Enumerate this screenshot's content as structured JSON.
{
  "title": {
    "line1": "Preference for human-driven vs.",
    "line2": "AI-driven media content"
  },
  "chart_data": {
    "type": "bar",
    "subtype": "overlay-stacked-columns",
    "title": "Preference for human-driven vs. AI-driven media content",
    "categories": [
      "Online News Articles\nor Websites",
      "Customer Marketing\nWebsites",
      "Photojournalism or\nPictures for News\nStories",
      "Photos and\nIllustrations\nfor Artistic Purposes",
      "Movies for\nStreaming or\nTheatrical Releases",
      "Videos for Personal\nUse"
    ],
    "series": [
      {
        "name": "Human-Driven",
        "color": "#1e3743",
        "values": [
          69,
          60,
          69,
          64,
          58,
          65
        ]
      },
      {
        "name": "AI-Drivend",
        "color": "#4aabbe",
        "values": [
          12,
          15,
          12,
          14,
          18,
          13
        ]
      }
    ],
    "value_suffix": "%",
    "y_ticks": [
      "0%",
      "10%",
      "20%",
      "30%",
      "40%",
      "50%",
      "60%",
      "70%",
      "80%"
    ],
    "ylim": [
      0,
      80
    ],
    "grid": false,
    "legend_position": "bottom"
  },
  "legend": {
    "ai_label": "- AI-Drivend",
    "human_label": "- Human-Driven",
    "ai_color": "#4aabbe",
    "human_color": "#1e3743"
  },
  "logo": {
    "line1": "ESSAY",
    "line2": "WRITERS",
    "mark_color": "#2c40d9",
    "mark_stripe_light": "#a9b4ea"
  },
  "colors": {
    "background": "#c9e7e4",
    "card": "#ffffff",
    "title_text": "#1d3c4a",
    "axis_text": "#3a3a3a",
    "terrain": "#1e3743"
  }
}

## Do this:
Return all of the data precisely as it appears.

## Final answer:
Enumerate this screenshot's content as structured JSON.
{
  "title": {
    "line1": "Preference for human-driven vs.",
    "line2": "AI-driven media content"
  },
  "chart_data": {
    "type": "bar",
    "subtype": "overlay-stacked-columns",
    "title": "Preference for human-driven vs. AI-driven media content",
    "categories": [
      "Online News Articles\nor Websites",
      "Customer Marketing\nWebsites",
      "Photojournalism or\nPictures for News\nStories",
      "Photos and\nIllustrations\nfor Artistic Purposes",
      "Movies for\nStreaming or\nTheatrical Releases",
      "Videos for Personal\nUse"
    ],
    "series": [
      {
        "name": "Human-Driven",
        "color": "#1e3743",
        "values": [
          69,
          60,
          69,
          64,
          58,
          65
        ]
      },
      {
        "name": "AI-Drivend",
        "color": "#4aabbe",
        "values": [
          12,
          15,
          12,
          14,
          18,
          13
        ]
      }
    ],
    "value_suffix": "%",
    "y_ticks": [
      "0%",
      "10%",
      "20%",
      "30%",
      "40%",
      "50%",
      "60%",
      "70%",
      "80%"
    ],
    "ylim": [
      0,
      80
    ],
    "grid": false,
    "legend_position": "bottom"
  },
  "legend": {
    "ai_label": "- AI-Drivend",
    "human_label": "- Human-Driven",
    "ai_color": "#4aabbe",
    "human_color": "#1e3743"
  },
  "logo": {
    "line1": "ESSAY",
    "line2": "WRITERS",
    "mark_color": "#2c40d9",
    "mark_stripe_light": "#a9b4ea"
  },
  "colors": {
    "background": "#c9e7e4",
    "card": "#ffffff",
    "title_text": "#1d3c4a",
    "axis_text": "#3a3a3a",
    "terrain": "#1e3743"
  }
}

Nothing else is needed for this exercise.